▶ Written request
Transcribe each record exactly. Include every one.
[start of Provided information]
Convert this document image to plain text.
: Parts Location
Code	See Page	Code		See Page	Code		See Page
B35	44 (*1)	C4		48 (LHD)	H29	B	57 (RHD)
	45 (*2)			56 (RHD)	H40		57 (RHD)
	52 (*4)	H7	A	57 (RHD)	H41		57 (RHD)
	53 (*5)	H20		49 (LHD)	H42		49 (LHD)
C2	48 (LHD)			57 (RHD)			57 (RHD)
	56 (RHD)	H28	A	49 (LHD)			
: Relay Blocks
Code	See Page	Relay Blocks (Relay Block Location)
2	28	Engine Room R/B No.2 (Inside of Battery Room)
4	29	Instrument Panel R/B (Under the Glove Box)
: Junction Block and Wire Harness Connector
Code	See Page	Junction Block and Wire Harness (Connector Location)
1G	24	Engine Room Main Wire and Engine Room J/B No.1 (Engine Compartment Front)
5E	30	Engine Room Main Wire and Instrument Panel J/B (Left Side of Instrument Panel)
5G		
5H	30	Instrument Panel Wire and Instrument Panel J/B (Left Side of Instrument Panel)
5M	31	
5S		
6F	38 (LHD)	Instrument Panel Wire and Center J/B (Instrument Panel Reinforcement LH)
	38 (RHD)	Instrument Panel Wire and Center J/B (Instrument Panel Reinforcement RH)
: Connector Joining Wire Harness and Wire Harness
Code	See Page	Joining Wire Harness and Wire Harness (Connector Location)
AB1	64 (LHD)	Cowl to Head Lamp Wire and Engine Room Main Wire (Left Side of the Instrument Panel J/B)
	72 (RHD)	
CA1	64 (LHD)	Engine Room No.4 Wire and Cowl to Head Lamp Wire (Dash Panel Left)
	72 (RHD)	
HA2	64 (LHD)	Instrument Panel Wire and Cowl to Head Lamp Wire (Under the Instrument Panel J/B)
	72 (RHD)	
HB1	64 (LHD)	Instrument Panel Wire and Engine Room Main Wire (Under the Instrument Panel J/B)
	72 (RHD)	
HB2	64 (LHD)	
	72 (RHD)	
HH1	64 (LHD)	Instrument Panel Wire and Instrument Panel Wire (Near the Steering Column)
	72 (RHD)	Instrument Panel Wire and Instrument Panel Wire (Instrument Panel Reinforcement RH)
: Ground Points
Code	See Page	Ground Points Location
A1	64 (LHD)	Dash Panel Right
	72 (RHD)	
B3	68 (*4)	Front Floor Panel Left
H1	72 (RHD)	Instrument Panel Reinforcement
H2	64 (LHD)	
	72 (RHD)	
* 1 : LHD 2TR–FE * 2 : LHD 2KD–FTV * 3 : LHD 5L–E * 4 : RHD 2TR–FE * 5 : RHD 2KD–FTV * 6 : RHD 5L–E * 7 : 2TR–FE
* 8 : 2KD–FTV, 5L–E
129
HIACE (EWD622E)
[end of Provided information]
▶ Right answer
Convert this document image to plain text.
: Parts Location
Code	See Page	Code		See Page	Code		See Page
B35	44 (*1)	C4		48 (LHD)	H29	B	57 (RHD)
	45 (*2)			56 (RHD)	H40		57 (RHD)
	52 (*4)	H7	A	57 (RHD)	H41		57 (RHD)
	53 (*5)	H20		49 (LHD)	H42		49 (LHD)
C2	48 (LHD)			57 (RHD)			57 (RHD)
	56 (RHD)	H28	A	49 (LHD)			
: Relay Blocks
Code	See Page	Relay Blocks (Relay Block Location)
2	28	Engine Room R/B No.2 (Inside of Battery Room)
4	29	Instrument Panel R/B (Under the Glove Box)
: Junction Block and Wire Harness Connector
Code	See Page	Junction Block and Wire Harness (Connector Location)
1G	24	Engine Room Main Wire and Engine Room J/B No.1 (Engine Compartment Front)
5E	30	Engine Room Main Wire and Instrument Panel J/B (Left Side of Instrument Panel)
5G		
5H	30	Instrument Panel Wire and Instrument Panel J/B (Left Side of Instrument Panel)
5M	31	
5S		
6F	38 (LHD)	Instrument Panel Wire and Center J/B (Instrument Panel Reinforcement LH)
	38 (RHD)	Instrument Panel Wire and Center J/B (Instrument Panel Reinforcement RH)
: Connector Joining Wire Harness and Wire Harness
Code	See Page	Joining Wire Harness and Wire Harness (Connector Location)
AB1	64 (LHD)	Cowl to Head Lamp Wire and Engine Room Main Wire (Left Side of the Instrument Panel J/B)
	72 (RHD)	
CA1	64 (LHD)	Engine Room No.4 Wire and Cowl to Head Lamp Wire (Dash Panel Left)
	72 (RHD)	
HA2	64 (LHD)	Instrument Panel Wire and Cowl to Head Lamp Wire (Under the Instrument Panel J/B)
	72 (RHD)	
HB1	64 (LHD)	Instrument Panel Wire and Engine Room Main Wire (Under the Instrument Panel J/B)
	72 (RHD)	
HB2	64 (LHD)	
	72 (RHD)	
HH1	64 (LHD)	Instrument Panel Wire and Instrument Panel Wire (Near the Steering Column)
	72 (RHD)	Instrument Panel Wire and Instrument Panel Wire (Instrument Panel Reinforcement RH)
: Ground Points
Code	See Page	Ground Points Location
A1	64 (LHD)	Dash Panel Right
	72 (RHD)	
B3	68 (*4)	Front Floor Panel Left
H1	72 (RHD)	Instrument Panel Reinforcement
H2	64 (LHD)	
	72 (RHD)	
* 1 : LHD 2TR–FE * 2 : LHD 2KD–FTV * 3 : LHD 5L–E * 4 : RHD 2TR–FE * 5 : RHD 2KD–FTV * 6 : RHD 5L–E * 7 : 2TR–FE
* 8 : 2KD–FTV, 5L–E
129
HIACE (EWD622E)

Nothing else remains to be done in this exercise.